Dataset records
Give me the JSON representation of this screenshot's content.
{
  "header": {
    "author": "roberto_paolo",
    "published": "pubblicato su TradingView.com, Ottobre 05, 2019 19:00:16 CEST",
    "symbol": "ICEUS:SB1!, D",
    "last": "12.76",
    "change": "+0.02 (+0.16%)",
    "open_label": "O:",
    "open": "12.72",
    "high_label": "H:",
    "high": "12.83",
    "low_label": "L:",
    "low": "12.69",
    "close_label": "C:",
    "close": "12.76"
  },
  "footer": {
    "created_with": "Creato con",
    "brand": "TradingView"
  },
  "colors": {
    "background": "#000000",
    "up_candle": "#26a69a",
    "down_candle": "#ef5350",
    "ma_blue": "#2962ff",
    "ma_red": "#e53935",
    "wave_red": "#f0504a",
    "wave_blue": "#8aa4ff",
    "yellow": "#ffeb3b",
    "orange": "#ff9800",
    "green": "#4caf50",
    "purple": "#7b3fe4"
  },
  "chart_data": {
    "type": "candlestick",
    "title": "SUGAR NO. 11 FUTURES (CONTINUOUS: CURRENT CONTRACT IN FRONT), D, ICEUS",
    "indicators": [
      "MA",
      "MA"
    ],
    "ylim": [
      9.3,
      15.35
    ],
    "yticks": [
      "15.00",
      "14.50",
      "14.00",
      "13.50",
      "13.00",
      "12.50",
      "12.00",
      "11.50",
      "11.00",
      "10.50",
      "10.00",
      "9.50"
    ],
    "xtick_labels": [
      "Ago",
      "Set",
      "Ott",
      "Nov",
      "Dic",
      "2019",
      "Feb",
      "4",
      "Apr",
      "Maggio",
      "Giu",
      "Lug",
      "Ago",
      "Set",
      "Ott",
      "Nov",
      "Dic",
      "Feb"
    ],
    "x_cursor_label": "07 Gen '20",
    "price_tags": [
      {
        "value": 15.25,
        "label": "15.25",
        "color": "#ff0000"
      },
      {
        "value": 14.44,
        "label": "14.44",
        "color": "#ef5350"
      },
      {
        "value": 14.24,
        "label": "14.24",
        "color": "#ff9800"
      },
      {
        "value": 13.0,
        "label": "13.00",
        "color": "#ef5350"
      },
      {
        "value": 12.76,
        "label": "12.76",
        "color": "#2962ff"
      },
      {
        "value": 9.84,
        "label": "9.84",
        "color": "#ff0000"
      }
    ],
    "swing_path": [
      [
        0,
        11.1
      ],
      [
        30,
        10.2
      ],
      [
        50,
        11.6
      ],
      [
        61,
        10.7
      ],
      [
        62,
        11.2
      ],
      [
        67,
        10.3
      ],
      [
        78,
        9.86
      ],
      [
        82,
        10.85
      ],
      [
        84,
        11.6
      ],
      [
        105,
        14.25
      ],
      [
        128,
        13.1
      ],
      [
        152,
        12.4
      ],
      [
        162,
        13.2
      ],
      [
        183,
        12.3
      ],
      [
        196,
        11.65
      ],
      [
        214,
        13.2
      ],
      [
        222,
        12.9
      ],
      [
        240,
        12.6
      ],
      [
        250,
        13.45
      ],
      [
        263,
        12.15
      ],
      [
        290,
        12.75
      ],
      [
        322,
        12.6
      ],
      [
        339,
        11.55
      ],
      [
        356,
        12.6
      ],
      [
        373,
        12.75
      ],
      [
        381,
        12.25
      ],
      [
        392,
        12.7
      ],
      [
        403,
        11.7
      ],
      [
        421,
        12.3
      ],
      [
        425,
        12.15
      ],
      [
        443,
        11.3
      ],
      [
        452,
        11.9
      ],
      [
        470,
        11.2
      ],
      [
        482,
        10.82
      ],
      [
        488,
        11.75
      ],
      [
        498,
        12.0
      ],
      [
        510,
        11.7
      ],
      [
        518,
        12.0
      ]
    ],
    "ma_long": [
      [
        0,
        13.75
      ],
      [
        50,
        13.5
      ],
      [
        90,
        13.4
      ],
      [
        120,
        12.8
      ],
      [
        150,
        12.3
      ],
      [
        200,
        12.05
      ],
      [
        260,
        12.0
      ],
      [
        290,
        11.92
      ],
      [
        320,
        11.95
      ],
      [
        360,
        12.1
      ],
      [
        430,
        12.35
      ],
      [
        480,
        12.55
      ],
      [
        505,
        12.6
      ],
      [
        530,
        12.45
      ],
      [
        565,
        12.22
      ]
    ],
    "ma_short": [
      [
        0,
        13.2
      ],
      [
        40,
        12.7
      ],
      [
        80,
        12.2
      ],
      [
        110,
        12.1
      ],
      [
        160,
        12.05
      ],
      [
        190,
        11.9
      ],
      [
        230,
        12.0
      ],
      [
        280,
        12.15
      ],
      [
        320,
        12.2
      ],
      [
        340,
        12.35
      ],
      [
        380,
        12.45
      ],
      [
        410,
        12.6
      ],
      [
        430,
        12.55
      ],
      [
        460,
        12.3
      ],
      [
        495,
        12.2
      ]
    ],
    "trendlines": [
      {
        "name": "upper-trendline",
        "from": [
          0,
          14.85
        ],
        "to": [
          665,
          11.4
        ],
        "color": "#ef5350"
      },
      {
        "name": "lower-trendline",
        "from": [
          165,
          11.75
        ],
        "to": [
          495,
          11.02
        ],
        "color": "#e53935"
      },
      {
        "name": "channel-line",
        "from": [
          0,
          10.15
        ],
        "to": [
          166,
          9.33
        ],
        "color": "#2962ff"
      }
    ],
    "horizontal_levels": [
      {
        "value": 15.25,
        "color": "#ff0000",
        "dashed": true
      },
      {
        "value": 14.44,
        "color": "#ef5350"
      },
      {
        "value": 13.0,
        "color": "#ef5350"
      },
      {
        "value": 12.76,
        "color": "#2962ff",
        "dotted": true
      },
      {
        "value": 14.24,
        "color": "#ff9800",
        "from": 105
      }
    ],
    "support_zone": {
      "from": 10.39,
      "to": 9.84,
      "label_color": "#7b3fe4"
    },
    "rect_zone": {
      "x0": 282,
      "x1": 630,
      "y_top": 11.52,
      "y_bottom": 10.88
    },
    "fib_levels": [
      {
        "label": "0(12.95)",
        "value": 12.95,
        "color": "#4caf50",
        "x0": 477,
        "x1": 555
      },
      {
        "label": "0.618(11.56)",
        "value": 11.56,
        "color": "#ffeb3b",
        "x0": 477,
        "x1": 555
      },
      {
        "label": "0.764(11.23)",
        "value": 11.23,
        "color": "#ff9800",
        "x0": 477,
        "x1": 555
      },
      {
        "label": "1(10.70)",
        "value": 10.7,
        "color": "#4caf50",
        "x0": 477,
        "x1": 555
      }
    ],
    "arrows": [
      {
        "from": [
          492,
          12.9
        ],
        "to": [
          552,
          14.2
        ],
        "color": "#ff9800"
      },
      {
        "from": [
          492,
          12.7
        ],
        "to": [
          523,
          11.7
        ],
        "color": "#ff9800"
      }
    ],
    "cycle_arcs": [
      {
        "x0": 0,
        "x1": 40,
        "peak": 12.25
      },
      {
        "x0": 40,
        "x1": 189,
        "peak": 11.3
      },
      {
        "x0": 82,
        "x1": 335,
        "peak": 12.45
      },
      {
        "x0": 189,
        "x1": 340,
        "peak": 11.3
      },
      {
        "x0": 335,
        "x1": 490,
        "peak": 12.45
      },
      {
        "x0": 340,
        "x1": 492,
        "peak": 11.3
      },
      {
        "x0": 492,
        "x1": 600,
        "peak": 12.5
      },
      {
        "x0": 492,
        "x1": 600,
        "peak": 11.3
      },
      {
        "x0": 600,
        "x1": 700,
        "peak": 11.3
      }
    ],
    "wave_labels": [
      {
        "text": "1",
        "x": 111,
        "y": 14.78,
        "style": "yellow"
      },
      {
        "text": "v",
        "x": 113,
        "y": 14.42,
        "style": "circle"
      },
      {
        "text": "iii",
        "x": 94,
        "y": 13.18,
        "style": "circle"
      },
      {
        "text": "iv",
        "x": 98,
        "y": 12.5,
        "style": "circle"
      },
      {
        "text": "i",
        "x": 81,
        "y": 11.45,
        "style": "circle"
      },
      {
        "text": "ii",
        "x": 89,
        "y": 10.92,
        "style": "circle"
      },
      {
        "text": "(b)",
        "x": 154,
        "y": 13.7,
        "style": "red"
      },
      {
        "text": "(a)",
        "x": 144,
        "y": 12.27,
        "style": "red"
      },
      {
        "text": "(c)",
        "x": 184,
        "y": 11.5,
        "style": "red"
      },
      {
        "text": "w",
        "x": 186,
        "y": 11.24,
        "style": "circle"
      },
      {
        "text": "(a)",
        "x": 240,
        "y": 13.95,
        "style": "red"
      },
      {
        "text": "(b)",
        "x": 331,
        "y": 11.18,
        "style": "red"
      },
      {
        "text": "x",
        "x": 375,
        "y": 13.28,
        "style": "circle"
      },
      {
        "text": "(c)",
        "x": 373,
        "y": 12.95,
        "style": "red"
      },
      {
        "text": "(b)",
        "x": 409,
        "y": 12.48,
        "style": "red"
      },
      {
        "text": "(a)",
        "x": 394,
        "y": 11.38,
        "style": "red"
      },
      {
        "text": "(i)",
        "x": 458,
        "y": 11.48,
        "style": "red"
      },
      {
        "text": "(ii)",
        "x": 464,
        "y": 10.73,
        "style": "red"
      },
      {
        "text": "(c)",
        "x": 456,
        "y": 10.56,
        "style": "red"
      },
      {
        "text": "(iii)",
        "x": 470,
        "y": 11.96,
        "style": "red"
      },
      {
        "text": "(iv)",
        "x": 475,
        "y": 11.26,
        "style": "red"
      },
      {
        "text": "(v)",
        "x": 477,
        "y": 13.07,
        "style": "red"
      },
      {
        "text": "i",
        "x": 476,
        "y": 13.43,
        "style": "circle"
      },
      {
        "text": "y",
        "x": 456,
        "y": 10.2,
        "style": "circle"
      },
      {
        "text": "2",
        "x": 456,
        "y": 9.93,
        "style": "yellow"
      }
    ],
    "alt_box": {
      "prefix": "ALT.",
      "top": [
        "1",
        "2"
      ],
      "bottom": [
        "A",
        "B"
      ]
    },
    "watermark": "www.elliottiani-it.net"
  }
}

*TASK DESCRIPTION*.
In the entries above, find every line with the word "name" and list it.

*OUTPUT FOR THIS TASK*.
        "name": "upper-trendline",
        "name": "lower-trendline",
        "name": "channel-line",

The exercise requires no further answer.